Repeat the data below word for word, everything from the line containing "x-tick-label: 0.5 [95,371,116,386]" down to the line containing "contour-level-0 [98,140,220,307]", both of those lines included.
────────
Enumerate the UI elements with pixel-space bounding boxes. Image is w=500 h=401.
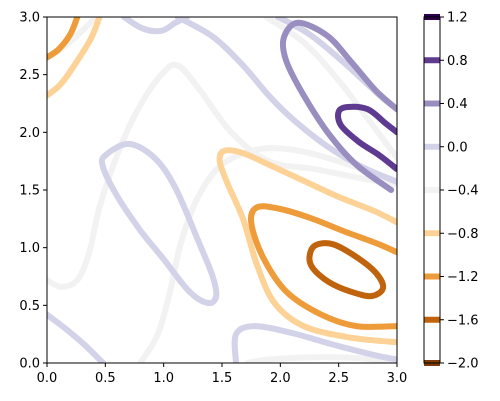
x-tick-label: 0.5 [95,371,116,386]
colorbar-tick-label: 0.8 [447,54,468,69]
x-tick-label: 1.5 [212,371,233,386]
x-axis: 0.0 0.5 1.0 1.5 2.0 2.5 3.0 [37,363,408,386]
contour-level-0 [47,311,106,363]
colorbar-tick-label: 0.4 [447,97,468,112]
x-tick-label: 3.0 [387,371,408,386]
x-tick-label: 0.0 [37,371,58,386]
contour-level-0 [231,323,397,363]
x-tick-label: 2.5 [328,371,349,386]
y-tick-label: 0.0 [19,357,40,372]
colorbar-tick-label: −1.6 [447,313,479,328]
plot-frame [46,16,398,364]
y-tick-label: 0.5 [19,299,40,314]
contour-level-0 [98,140,220,307]
contour-level-0p8 [335,103,397,173]
colorbar-tick-label: 1.2 [447,11,468,26]
contour-level-neg0p4 [263,17,397,161]
x-tick-label: 2.0 [270,371,291,386]
y-tick-label: 1.5 [19,184,40,199]
contour-level-neg0p4 [244,354,397,363]
contour-level-neg0p4 [47,61,397,290]
contour-level-neg1p2 [247,203,397,330]
y-tick-label: 2.5 [19,68,40,83]
contour-level-neg1p6 [306,240,387,300]
contour-level-neg0p8 [216,147,397,346]
colorbar-tick-label: −0.4 [447,184,479,199]
contour-level-neg0p8 [47,17,103,99]
x-tick-label: 1.0 [153,371,174,386]
y-tick-label: 3.0 [19,11,40,26]
colorbar-tick-label: −0.8 [447,227,479,242]
colorbar-tick-label: 0.0 [447,140,468,155]
y-tick-label: 2.0 [19,126,40,141]
contour-lines [47,17,397,363]
colorbar-tick-label: −1.2 [447,270,479,285]
contour-level-0p4 [279,19,397,193]
y-axis: 0.0 0.5 1.0 1.5 2.0 2.5 3.0 [19,11,47,372]
contour-level-neg1p2 [47,17,81,61]
colorbar: 1.2 0.8 0.4 0.0 −0.4 −0.8 −1.2 −1.6 −2.0 [423,11,479,372]
colorbar-tick-label: −2.0 [447,357,479,372]
contour-level-0 [174,17,397,185]
y-tick-label: 1.0 [19,241,40,256]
────────
- **Task result**:
x-tick-label: 0.5 [95,371,116,386]
colorbar-tick-label: 0.8 [447,54,468,69]
x-tick-label: 1.5 [212,371,233,386]
x-axis: 0.0 0.5 1.0 1.5 2.0 2.5 3.0 [37,363,408,386]
contour-level-0 [47,311,106,363]
colorbar-tick-label: 0.4 [447,97,468,112]
x-tick-label: 3.0 [387,371,408,386]
x-tick-label: 0.0 [37,371,58,386]
contour-level-0 [231,323,397,363]
x-tick-label: 2.5 [328,371,349,386]
y-tick-label: 0.0 [19,357,40,372]
colorbar-tick-label: −1.6 [447,313,479,328]
plot-frame [46,16,398,364]
y-tick-label: 0.5 [19,299,40,314]
contour-level-0 [98,140,220,307]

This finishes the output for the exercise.